■ **DATA**
########
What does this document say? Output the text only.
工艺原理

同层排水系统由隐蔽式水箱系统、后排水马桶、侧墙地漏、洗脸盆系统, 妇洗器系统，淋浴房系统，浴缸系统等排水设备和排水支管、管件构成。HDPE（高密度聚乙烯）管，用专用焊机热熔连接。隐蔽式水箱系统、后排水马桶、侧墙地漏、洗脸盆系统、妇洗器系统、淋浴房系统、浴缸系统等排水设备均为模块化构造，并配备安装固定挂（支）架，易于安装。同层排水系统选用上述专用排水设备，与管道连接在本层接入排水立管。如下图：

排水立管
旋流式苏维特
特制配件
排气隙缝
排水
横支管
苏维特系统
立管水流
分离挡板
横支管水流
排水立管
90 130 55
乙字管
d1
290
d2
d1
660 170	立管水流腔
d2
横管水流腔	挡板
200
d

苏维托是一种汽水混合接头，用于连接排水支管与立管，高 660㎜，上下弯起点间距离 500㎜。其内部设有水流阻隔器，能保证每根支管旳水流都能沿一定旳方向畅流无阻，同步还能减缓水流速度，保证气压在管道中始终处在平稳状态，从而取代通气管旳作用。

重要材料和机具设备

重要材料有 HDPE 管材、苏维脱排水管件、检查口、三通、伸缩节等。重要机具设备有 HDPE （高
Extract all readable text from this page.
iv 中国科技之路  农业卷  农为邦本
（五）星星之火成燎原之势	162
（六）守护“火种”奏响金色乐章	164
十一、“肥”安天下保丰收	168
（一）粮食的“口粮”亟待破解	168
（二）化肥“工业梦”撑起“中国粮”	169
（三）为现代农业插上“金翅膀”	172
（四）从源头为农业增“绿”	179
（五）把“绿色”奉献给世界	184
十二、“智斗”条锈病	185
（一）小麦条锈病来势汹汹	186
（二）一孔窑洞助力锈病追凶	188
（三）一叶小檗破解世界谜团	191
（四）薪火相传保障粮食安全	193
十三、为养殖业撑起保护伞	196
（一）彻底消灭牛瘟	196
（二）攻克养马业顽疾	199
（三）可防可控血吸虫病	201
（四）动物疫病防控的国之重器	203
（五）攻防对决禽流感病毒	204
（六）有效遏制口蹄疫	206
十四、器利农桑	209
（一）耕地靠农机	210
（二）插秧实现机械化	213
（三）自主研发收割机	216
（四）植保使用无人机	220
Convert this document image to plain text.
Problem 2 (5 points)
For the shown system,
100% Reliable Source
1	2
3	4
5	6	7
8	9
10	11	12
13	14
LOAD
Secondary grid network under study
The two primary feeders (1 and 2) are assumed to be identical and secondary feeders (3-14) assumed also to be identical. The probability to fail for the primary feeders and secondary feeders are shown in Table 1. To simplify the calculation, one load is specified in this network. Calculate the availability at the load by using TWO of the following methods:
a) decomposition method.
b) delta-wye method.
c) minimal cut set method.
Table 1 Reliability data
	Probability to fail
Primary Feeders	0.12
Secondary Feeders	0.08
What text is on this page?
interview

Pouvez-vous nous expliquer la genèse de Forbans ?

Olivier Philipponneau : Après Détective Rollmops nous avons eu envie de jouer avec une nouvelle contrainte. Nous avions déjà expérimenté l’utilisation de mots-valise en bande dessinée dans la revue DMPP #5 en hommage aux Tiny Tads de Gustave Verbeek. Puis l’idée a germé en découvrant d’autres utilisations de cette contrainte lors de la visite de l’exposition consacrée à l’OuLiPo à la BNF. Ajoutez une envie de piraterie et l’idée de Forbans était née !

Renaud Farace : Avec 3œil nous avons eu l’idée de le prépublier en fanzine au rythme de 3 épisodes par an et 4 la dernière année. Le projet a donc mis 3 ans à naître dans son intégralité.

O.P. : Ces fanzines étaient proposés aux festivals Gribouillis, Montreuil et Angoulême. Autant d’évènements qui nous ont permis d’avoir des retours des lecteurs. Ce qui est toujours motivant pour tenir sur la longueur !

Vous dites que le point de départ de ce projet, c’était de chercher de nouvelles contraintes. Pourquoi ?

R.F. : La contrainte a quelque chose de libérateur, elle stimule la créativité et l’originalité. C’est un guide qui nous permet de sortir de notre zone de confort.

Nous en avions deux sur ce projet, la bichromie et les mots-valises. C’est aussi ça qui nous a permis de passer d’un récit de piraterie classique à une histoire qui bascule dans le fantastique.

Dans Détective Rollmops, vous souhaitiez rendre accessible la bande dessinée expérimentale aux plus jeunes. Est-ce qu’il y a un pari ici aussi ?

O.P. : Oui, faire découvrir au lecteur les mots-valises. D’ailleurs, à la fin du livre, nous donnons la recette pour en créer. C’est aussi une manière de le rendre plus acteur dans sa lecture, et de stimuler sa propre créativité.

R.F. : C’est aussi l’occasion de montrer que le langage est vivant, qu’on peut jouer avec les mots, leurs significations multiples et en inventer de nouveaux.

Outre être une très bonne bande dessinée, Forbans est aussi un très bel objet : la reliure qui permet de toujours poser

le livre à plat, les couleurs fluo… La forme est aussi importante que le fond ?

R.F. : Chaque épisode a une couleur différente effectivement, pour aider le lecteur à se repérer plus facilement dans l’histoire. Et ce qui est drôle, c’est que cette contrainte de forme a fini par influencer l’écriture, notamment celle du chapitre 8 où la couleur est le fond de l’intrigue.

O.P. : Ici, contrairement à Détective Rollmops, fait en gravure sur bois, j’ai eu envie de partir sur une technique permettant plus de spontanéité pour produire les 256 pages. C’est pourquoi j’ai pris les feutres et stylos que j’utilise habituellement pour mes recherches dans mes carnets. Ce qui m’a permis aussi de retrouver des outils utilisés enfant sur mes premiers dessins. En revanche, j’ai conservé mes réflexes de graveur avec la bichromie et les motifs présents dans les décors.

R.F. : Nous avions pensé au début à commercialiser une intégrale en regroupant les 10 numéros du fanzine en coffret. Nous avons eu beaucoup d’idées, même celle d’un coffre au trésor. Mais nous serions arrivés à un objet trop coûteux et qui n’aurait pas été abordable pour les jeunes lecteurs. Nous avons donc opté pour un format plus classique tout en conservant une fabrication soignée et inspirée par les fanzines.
########
■ **GOAL**
Count the lines of the listing above that include the word "plus" and state the total with nothing else.

■ **CORRECT RESPONSE**
5